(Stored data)

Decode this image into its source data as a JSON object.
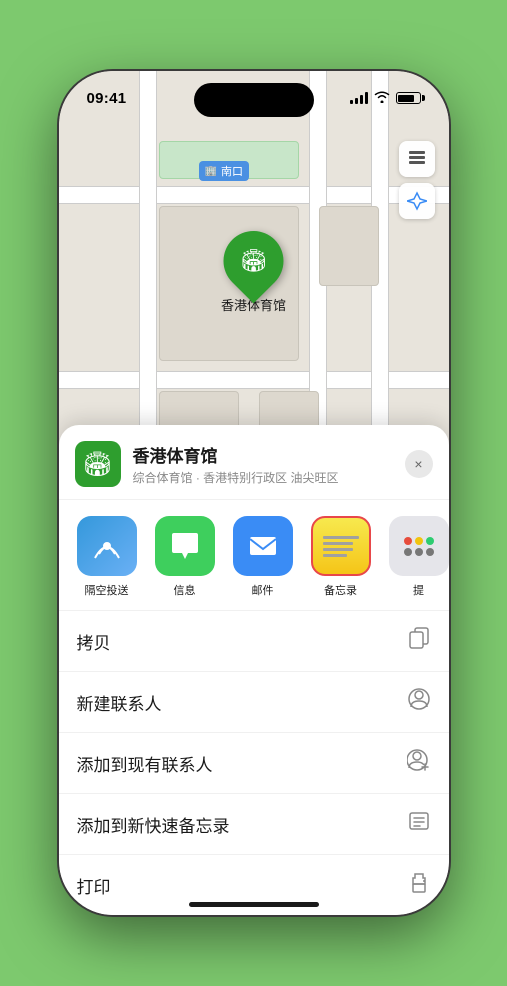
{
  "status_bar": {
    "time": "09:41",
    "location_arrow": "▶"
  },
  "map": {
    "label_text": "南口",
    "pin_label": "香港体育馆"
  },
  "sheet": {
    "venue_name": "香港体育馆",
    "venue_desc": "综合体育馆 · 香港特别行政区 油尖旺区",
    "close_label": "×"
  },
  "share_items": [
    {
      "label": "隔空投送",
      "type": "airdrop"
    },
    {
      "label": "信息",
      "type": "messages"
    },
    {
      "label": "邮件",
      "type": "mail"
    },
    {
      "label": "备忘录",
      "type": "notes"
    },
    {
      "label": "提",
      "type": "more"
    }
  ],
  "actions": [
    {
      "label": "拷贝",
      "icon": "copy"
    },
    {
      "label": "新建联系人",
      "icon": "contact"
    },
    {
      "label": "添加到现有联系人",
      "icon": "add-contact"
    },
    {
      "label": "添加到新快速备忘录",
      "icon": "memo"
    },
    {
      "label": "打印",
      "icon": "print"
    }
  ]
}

...

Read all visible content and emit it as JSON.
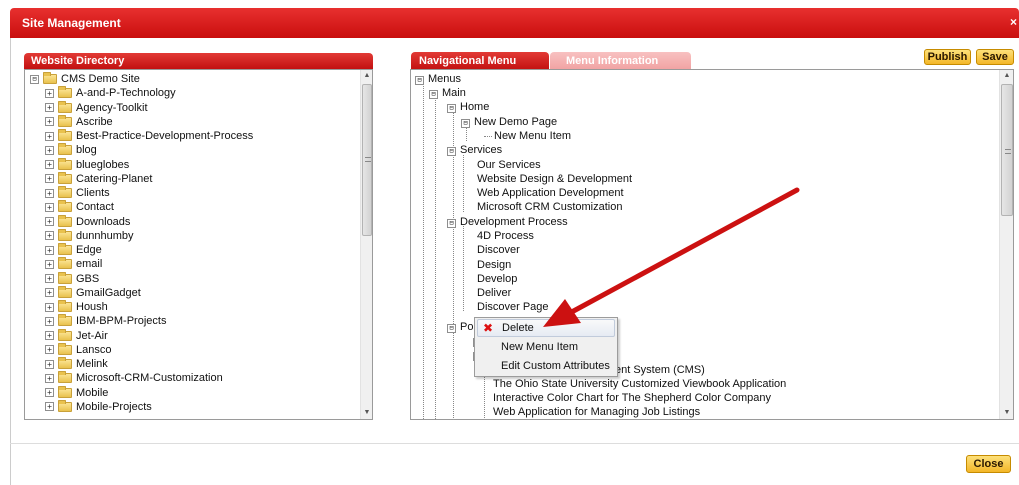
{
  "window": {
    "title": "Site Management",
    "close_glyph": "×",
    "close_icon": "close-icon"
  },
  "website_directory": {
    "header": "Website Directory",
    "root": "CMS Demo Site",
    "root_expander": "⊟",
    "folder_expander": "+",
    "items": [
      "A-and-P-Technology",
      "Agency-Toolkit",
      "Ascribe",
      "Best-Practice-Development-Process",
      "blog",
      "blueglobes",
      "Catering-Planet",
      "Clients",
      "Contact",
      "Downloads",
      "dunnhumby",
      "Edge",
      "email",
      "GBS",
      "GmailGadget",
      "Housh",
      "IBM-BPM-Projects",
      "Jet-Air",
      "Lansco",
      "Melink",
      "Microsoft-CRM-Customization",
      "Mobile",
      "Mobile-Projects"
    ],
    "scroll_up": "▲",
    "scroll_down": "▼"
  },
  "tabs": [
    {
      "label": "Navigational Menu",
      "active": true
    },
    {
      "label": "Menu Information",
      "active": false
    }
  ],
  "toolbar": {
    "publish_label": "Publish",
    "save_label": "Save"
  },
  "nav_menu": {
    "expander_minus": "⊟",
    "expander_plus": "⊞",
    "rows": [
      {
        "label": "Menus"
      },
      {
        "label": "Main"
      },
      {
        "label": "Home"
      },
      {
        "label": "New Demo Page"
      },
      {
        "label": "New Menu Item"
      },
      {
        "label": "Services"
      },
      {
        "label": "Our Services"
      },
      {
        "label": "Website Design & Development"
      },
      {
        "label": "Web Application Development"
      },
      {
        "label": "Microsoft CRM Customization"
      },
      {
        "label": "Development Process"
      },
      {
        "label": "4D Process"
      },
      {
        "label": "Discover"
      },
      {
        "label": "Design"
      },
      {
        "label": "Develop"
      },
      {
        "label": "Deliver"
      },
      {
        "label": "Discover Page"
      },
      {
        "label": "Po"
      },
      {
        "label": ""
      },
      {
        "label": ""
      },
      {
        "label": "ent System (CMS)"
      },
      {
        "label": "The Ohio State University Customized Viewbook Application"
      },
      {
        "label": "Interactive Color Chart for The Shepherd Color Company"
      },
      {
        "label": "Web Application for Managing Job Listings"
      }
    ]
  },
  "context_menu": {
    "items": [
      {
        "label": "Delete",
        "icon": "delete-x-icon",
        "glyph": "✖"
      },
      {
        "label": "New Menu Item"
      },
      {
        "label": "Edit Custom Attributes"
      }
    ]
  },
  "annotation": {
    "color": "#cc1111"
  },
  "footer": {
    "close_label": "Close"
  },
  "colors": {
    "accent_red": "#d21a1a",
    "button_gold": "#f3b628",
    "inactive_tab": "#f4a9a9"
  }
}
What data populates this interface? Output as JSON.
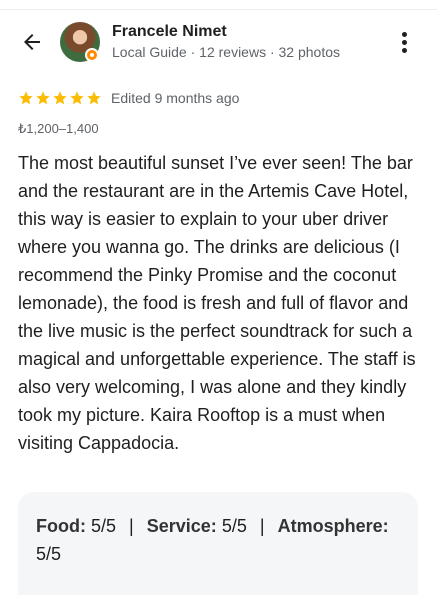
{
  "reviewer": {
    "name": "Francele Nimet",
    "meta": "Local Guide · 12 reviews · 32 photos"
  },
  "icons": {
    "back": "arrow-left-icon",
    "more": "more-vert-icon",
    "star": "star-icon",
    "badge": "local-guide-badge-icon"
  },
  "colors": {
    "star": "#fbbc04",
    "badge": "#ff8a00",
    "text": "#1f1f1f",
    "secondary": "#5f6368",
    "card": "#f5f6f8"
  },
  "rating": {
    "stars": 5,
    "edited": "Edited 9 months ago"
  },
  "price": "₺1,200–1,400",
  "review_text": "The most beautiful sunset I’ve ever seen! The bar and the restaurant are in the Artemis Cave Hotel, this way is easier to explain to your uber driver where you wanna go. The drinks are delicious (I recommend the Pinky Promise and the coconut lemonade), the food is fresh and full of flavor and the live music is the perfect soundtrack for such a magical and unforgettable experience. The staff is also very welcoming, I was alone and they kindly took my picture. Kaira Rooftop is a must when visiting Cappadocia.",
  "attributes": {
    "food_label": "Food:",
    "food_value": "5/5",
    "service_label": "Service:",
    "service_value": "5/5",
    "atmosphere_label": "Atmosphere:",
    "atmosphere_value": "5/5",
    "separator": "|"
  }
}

Stated problem: Of the lines in this material, state how many hold the string "Microsoft". Write no other words.

The response: 2